Kentucky Teachers Retirement System offers two bonding proposals to shore up funding

11/19/2014 06:41 PM

FRANKFORT — Two years after passing pension reform for retirement systems covering state and municipal employees, Kentucky’s teachers will be asking lawmakers for sizable bonds to shore up their underfunded pension plan.

The Kentucky Teachers Retirement System offered proposals for 30-year bonds worth $1.9 billion and $3.3 billion Wednesday during the Interim Joint Committee on State Government meeting. The bond plan, if passed, would come as $900 million in bonds to refinance KTRS’s health care fund issued in installments begin to wind down in fiscal year 2017.

Beau Barnes, general counsel and director of operations at KTRS, said the system’s funding and long-term stability are at stake. The pension program is about 52 percent funded, with $13.9 billion in unfunded liabilities.

• **What needs to be done**
Go on with the article about the Kentucky teachers' pension bond proposals, picking up after its last paragraph.

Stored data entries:
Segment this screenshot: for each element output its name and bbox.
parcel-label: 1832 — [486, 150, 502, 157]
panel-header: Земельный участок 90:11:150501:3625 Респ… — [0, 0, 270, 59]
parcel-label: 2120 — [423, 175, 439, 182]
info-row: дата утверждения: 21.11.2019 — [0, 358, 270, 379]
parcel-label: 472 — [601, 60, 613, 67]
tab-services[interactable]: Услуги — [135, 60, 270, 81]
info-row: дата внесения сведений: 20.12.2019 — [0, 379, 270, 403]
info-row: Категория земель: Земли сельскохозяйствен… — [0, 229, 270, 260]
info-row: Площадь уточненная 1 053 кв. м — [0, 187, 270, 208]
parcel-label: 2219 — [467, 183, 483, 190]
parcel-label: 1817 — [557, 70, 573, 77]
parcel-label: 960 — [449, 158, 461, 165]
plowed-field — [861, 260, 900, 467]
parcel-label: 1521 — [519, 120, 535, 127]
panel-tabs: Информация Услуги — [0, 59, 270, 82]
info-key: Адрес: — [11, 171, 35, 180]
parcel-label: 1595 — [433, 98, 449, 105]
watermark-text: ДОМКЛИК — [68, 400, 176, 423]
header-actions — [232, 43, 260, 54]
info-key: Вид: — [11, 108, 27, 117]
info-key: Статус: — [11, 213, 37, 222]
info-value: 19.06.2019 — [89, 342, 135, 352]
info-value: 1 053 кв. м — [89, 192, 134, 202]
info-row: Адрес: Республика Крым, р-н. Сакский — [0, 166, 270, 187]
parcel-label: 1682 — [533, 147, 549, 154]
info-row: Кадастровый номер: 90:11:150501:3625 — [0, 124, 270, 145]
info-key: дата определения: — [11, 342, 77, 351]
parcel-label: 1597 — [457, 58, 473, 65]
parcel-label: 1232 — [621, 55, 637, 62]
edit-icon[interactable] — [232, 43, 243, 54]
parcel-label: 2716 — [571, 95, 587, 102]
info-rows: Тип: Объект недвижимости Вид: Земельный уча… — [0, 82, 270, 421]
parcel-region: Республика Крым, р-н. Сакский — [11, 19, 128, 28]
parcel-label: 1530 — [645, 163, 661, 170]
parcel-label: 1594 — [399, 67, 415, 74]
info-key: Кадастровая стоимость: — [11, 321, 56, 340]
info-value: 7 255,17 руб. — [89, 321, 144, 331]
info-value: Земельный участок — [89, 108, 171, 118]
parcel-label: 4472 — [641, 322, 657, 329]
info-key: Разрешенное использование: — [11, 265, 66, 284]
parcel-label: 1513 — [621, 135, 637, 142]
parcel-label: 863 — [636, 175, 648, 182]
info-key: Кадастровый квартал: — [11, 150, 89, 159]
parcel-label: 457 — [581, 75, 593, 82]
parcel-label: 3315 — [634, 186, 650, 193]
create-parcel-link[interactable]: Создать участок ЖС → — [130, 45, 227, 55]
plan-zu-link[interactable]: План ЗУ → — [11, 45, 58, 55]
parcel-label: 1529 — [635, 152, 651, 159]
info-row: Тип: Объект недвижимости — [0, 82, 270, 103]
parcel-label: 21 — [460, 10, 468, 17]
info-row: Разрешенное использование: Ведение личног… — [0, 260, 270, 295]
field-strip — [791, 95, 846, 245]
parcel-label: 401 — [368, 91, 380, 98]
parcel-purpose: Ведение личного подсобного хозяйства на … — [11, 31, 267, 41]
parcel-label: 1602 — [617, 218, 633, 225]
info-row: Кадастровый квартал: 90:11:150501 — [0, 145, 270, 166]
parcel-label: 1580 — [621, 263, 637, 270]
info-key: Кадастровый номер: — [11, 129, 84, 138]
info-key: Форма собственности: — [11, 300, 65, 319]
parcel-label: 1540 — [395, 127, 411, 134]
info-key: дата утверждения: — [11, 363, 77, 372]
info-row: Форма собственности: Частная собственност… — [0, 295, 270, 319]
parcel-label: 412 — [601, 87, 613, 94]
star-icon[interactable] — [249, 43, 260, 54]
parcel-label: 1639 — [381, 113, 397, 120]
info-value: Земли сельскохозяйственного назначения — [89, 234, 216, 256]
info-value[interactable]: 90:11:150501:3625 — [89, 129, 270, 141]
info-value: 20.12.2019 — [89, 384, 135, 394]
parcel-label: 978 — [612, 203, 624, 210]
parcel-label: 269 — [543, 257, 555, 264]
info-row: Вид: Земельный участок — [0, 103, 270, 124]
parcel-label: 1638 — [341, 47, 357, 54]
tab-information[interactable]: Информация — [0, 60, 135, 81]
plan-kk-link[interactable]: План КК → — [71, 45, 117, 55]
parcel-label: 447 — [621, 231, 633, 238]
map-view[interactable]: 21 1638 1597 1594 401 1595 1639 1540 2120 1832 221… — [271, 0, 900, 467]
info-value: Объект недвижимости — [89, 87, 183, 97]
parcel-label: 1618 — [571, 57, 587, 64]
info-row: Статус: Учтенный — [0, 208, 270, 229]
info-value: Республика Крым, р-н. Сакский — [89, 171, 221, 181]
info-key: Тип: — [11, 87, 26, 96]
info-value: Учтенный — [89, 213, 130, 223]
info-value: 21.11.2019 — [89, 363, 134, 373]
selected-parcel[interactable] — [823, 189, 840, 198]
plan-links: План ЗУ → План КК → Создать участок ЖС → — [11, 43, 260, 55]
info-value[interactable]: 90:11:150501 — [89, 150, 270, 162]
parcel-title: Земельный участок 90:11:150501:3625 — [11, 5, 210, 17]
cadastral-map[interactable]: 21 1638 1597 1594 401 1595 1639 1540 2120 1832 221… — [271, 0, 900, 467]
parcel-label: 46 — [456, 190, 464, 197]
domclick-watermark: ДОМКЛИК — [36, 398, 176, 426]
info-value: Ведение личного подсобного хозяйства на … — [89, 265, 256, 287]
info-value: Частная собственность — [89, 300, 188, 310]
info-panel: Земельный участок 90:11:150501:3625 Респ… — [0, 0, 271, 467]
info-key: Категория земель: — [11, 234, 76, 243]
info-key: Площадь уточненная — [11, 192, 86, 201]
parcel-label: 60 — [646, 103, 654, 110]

• **Result below**
With interest rates low in the wake of the recession and KTRS’s performance on the stock market after returning 18.1 percent on last year’s investments, time is of the essence, he said.

“If we don’t get additional funding in soon, there’s something that’s going to happen,” Barnes told lawmakers. “It’s not a risk, but it’s an absolute certainty. If we don’t start getting some additional funding for the pension fund, the funding level is going to start declining. It’s going to get much harder to fix.”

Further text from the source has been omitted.